What to do — Below are records; count the lines that contain "label" and give only the total.

_ _ _ _ _ _ _

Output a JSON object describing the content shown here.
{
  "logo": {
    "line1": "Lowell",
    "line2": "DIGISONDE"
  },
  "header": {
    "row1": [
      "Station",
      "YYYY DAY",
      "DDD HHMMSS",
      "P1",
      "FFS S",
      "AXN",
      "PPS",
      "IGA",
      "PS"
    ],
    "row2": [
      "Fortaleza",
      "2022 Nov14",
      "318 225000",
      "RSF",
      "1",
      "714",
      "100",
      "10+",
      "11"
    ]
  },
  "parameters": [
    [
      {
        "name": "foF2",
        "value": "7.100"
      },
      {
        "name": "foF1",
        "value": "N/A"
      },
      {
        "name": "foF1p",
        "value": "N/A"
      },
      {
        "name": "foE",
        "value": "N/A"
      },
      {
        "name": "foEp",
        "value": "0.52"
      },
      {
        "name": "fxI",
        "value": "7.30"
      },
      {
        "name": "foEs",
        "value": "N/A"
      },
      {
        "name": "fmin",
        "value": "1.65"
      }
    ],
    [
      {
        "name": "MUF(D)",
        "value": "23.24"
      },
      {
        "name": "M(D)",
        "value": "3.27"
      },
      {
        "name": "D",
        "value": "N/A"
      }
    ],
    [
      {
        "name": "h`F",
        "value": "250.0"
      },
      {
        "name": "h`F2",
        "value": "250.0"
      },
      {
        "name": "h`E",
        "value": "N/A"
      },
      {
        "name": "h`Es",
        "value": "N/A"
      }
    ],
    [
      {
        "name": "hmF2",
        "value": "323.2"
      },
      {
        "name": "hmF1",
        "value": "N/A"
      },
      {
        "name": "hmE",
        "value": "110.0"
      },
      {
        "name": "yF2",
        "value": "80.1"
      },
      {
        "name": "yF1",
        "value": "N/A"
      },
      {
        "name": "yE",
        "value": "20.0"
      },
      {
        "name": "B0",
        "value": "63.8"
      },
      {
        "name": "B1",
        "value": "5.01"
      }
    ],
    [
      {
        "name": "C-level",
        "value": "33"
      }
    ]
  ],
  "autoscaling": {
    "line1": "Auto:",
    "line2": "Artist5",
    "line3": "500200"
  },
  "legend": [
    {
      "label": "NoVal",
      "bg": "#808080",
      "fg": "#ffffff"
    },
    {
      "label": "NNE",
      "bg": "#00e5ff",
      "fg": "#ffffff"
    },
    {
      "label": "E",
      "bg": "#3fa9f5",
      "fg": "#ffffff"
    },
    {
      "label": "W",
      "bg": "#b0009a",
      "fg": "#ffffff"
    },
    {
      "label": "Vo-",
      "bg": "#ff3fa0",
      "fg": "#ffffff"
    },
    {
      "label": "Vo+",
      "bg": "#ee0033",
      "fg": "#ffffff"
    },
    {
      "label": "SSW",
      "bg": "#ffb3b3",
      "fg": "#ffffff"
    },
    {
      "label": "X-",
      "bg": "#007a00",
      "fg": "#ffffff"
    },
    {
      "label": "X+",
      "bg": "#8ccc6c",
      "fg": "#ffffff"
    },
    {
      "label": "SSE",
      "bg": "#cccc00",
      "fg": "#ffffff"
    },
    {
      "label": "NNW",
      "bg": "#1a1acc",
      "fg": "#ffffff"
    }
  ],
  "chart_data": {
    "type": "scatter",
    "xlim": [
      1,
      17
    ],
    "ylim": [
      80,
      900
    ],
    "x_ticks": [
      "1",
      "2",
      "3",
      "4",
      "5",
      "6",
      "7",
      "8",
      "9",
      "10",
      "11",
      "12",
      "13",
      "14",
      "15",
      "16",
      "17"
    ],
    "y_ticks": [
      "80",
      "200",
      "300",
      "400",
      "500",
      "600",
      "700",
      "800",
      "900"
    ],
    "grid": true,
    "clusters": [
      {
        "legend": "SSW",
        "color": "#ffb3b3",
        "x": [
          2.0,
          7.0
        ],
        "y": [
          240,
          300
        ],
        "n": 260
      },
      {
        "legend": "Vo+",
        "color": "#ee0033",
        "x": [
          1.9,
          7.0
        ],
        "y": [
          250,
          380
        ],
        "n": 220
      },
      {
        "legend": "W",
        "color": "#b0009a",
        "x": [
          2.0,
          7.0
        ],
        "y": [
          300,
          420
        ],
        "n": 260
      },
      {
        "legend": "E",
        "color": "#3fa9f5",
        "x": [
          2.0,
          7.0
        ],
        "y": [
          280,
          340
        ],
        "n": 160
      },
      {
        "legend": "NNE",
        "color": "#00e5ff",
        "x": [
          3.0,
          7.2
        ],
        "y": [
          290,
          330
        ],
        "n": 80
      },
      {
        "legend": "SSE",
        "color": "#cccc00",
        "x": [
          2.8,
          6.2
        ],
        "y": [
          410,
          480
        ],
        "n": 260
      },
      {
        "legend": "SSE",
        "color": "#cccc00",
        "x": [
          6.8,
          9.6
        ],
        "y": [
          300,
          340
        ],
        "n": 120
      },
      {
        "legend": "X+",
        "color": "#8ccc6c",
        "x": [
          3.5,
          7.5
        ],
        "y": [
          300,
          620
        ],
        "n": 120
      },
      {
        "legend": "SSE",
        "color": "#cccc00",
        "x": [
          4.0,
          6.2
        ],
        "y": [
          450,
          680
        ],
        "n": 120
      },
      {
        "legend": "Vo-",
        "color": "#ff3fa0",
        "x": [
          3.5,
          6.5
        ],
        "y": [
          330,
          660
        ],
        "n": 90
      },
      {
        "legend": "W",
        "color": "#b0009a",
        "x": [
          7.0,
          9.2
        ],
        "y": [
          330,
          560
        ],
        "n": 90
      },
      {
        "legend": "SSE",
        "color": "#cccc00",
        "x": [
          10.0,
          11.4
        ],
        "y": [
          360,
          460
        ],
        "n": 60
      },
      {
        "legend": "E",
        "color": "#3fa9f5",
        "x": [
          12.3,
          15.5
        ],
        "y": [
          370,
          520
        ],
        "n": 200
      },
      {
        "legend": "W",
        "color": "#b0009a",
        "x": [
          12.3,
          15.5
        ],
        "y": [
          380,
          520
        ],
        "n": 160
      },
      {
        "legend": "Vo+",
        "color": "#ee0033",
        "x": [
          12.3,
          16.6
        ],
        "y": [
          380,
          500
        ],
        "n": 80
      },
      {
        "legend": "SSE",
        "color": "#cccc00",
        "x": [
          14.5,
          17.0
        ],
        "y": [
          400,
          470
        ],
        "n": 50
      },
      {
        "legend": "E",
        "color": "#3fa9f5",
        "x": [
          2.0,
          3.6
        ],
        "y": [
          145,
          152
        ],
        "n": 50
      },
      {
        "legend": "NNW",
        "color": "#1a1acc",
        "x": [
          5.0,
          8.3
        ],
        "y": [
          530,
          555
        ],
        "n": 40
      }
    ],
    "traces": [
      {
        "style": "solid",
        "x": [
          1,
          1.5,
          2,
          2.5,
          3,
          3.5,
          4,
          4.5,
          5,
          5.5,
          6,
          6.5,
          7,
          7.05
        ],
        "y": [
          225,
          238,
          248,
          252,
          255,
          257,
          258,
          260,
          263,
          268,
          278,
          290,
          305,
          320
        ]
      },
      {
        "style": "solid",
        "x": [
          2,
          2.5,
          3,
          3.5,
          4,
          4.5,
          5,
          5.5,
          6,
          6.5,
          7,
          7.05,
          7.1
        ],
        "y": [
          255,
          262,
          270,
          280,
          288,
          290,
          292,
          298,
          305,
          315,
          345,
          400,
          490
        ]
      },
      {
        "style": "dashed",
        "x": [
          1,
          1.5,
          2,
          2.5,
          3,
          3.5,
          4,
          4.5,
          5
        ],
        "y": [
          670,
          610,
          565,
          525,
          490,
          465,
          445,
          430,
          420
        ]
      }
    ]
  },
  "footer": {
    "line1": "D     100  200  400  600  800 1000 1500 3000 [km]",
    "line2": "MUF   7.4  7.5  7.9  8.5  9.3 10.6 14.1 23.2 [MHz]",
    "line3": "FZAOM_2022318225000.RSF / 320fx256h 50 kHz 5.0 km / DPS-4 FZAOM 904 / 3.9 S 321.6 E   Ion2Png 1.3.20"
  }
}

_ _ _ _ _ _ _

Exercise solution — 11